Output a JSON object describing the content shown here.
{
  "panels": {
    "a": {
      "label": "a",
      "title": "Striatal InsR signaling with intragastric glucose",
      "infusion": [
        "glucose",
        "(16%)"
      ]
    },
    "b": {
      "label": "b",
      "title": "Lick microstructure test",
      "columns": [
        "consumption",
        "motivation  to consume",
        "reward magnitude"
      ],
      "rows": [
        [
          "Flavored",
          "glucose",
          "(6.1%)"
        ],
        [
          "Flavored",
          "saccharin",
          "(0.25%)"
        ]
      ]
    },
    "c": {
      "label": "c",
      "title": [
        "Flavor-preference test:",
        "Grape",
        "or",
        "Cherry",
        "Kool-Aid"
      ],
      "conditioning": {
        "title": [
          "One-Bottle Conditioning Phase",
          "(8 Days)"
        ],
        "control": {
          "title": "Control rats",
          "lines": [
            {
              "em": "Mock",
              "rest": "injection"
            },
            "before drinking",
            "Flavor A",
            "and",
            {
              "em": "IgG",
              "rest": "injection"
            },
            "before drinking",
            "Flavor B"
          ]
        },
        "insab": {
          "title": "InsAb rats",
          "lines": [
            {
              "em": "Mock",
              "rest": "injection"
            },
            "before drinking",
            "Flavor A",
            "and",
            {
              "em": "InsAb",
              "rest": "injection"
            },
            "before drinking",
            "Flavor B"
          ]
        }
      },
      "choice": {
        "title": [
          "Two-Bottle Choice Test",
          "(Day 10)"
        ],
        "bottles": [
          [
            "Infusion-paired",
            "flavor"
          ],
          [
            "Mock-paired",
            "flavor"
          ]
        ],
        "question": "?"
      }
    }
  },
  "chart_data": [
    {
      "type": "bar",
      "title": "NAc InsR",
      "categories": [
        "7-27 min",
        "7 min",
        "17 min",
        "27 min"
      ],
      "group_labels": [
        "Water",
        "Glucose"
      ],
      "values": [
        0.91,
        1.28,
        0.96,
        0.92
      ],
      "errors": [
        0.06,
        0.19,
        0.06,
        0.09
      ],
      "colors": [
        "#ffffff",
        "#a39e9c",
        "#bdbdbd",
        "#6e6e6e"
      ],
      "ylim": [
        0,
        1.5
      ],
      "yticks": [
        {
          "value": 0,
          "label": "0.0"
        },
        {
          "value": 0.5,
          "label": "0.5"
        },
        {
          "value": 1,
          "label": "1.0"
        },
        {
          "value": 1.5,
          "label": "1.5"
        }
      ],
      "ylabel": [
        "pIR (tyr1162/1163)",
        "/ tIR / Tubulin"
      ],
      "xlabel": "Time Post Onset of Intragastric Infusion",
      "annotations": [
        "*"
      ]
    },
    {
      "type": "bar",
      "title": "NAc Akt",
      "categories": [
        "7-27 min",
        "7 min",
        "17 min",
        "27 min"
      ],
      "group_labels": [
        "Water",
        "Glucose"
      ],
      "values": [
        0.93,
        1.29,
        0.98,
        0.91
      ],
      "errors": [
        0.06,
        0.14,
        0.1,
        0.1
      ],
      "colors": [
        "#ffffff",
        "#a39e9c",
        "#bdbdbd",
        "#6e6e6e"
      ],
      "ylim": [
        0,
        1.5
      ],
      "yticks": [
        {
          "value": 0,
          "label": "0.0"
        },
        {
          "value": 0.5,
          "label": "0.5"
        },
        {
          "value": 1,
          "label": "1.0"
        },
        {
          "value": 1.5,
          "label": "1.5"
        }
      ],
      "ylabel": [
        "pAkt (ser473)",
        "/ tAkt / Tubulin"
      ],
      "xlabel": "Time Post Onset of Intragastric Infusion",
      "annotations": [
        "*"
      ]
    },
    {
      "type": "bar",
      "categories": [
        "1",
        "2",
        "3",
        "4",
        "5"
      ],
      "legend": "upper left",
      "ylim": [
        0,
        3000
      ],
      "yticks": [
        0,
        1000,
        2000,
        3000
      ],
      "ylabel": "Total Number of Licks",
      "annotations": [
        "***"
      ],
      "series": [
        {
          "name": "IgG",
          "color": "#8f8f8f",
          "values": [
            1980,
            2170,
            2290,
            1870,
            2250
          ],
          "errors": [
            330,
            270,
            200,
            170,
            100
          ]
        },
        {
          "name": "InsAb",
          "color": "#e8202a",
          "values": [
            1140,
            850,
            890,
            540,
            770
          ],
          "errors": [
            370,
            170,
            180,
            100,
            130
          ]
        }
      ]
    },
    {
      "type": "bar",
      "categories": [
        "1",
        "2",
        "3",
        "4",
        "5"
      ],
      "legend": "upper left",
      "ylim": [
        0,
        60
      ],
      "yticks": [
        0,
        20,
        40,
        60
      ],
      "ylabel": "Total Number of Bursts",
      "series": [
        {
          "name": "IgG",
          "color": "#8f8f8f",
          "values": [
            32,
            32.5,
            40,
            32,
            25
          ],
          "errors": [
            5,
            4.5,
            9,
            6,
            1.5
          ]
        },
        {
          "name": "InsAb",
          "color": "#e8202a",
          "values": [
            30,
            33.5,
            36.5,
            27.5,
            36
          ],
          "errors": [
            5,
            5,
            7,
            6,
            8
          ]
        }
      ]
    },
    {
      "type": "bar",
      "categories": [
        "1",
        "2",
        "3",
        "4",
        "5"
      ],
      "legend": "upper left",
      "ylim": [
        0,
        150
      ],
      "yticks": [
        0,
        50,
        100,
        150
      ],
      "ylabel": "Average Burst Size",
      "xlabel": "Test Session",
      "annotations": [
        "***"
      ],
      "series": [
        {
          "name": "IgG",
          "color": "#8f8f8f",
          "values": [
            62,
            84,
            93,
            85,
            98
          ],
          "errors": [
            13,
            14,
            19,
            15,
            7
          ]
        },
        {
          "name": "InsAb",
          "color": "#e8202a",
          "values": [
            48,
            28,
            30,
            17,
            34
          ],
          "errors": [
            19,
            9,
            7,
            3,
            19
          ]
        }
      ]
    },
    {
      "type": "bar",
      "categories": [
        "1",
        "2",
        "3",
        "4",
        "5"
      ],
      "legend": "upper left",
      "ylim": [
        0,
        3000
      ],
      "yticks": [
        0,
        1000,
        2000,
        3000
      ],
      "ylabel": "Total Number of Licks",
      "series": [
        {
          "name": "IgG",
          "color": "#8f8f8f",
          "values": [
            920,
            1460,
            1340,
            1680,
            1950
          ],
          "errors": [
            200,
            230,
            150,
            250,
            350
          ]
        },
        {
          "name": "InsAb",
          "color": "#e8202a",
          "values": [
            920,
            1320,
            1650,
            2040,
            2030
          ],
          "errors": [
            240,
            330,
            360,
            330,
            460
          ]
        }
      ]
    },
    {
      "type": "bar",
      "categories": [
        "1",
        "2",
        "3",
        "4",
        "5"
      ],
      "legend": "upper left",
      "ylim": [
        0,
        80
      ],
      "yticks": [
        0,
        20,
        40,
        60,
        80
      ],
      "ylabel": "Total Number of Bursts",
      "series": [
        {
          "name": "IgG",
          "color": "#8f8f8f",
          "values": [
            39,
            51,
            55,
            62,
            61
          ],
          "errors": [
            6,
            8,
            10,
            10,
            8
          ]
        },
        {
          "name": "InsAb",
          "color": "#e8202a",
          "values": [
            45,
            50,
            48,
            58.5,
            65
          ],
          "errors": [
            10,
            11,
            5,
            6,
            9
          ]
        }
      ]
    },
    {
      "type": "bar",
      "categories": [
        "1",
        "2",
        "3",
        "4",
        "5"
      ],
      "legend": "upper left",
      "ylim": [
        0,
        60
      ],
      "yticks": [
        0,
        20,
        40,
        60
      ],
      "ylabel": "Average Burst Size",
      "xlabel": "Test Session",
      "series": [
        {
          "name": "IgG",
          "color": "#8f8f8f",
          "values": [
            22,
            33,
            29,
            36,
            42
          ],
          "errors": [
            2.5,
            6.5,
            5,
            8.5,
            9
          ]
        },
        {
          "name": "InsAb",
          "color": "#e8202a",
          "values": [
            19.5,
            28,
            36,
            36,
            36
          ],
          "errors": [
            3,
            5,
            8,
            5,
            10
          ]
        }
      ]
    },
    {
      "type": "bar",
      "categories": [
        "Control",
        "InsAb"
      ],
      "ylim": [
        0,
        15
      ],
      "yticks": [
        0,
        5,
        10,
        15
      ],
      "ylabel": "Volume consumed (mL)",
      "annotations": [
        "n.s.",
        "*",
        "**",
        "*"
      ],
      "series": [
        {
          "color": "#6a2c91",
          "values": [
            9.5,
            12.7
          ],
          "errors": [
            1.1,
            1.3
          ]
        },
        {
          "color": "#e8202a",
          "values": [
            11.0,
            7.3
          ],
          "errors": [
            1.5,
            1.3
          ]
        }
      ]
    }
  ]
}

* * * * *

▸ What to do
Review the preceding data and report every line that includes the string "rats".

▸ Answer for this exercise
          "title": "Control rats",
          "title": "InsAb rats",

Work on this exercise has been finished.